*** DATA FOR THE TASK

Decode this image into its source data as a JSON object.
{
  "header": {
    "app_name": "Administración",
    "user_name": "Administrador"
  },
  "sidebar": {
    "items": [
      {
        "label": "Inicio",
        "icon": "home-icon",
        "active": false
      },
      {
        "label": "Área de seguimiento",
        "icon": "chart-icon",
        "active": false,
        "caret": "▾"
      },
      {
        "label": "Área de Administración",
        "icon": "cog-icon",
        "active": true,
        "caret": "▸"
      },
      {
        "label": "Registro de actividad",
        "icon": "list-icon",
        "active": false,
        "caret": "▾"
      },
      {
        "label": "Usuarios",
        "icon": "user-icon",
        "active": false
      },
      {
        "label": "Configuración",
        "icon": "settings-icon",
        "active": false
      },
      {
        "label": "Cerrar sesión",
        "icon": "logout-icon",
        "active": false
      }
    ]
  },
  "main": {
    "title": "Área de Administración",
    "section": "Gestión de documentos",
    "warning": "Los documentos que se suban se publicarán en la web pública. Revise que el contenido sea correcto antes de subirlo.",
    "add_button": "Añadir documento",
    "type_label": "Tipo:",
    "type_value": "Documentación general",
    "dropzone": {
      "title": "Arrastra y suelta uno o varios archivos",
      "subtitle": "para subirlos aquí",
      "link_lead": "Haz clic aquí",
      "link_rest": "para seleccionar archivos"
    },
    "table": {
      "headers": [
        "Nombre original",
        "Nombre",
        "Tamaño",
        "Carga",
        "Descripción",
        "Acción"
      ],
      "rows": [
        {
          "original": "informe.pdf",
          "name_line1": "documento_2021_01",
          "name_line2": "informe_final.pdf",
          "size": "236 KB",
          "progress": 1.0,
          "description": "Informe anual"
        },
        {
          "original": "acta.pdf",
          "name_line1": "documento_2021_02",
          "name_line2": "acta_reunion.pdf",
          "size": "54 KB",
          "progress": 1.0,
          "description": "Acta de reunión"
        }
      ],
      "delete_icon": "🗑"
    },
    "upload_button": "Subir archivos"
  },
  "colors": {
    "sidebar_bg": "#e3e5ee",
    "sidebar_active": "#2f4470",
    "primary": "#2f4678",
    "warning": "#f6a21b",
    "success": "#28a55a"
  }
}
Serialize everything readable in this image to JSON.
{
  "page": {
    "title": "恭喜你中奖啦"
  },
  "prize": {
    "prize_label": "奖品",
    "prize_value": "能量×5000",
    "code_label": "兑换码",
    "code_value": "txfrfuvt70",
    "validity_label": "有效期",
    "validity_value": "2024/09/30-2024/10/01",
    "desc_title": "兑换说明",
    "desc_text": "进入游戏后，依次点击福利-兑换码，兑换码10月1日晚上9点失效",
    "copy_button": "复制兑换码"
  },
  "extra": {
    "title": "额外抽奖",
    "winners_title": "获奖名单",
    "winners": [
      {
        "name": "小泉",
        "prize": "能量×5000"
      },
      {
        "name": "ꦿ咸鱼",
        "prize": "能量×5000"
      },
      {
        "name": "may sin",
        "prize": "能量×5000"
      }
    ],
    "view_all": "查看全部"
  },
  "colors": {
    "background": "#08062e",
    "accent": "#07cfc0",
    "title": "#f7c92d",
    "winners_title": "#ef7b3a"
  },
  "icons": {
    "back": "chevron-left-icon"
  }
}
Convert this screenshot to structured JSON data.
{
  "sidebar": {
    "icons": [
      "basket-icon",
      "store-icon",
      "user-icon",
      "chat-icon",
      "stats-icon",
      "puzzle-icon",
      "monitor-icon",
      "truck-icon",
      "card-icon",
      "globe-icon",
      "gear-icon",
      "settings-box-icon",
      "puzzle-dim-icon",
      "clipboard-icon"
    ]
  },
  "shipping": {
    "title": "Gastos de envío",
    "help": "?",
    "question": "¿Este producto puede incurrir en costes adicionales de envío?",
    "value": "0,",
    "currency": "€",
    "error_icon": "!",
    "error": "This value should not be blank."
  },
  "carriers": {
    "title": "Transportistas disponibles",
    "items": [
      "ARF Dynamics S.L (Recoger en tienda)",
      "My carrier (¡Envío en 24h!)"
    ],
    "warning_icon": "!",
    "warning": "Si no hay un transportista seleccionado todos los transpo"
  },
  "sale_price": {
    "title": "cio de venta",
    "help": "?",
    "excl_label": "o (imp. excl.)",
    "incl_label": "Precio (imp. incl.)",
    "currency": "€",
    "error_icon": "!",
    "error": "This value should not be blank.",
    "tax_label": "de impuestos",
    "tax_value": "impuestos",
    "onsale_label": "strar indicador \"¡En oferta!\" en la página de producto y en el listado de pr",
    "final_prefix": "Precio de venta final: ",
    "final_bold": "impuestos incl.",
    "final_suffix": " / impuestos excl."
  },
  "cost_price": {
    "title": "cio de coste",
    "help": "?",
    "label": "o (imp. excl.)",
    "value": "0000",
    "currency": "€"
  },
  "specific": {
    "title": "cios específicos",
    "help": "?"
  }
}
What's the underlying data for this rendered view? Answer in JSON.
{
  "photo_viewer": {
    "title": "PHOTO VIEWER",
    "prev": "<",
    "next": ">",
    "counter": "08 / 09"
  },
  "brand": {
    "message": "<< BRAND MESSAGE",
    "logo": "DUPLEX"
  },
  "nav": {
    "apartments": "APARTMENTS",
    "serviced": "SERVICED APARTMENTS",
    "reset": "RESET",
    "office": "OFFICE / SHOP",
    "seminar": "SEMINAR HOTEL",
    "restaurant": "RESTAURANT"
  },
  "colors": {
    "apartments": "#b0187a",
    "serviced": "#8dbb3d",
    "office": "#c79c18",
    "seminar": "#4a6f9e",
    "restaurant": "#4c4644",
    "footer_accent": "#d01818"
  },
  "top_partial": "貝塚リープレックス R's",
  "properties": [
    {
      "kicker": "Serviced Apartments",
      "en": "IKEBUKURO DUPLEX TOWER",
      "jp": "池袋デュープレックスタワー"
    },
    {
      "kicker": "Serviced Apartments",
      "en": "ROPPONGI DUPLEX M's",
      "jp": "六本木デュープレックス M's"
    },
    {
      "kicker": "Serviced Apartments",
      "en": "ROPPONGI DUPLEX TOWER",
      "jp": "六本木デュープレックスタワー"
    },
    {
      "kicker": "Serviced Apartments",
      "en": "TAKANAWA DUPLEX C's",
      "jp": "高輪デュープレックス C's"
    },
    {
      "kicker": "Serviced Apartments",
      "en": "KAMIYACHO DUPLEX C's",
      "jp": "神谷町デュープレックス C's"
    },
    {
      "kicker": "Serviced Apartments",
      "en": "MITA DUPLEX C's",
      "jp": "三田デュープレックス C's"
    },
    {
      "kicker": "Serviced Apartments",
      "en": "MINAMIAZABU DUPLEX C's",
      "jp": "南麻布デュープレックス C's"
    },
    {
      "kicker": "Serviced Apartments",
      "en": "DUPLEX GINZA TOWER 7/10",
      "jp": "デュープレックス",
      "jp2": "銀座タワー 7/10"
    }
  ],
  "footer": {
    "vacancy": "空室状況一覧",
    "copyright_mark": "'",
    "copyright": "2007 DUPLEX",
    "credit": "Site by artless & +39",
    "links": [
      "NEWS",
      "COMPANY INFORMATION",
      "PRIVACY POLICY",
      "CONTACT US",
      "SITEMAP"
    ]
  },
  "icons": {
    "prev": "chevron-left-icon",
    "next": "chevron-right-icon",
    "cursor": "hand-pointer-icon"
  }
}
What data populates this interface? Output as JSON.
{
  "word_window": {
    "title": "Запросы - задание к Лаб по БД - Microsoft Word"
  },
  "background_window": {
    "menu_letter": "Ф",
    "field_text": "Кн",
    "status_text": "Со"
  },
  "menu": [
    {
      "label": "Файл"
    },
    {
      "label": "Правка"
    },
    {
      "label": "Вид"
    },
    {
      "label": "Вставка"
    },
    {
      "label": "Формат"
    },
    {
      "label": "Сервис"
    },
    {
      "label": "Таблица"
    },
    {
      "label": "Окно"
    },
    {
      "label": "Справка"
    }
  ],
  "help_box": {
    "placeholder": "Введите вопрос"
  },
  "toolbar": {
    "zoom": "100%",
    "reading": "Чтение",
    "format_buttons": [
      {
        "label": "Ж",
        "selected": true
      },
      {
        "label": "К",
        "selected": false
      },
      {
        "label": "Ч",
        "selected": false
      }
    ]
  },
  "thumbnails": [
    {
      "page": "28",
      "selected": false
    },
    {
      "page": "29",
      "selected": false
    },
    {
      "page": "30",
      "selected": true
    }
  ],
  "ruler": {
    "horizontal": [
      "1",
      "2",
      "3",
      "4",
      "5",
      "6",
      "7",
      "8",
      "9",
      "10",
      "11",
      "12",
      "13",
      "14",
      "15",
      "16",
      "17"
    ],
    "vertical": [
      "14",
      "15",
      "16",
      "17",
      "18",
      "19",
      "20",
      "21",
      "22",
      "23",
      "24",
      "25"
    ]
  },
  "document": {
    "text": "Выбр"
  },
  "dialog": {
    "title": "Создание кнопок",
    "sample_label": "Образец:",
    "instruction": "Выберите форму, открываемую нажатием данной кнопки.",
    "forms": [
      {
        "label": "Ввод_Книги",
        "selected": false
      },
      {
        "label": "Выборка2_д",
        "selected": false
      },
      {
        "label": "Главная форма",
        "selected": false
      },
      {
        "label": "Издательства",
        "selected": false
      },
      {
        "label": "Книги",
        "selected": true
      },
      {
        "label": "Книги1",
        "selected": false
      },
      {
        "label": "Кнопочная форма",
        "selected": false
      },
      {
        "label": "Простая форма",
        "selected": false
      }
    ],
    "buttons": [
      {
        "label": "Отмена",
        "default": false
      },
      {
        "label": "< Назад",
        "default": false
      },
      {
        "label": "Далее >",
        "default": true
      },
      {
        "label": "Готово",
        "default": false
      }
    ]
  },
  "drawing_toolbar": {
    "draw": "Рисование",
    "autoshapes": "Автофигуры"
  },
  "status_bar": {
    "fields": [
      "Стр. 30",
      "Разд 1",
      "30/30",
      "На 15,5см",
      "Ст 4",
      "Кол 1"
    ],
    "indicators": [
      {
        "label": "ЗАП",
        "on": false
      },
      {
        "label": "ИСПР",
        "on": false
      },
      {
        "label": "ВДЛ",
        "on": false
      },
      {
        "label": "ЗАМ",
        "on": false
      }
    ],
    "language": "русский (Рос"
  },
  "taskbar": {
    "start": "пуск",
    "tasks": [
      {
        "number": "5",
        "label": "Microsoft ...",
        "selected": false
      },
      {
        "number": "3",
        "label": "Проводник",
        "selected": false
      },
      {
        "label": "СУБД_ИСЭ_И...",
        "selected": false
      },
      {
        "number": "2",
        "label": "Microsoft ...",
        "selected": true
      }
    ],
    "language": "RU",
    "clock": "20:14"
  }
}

******

[THE REQUEST]
Report all lines of the data that include the word "archivos".

[EXERCISE RESPONSE]
      "title": "Arrastra y suelta uno o varios archivos",
      "link_rest": "para seleccionar archivos"
    "upload_button": "Subir archivos"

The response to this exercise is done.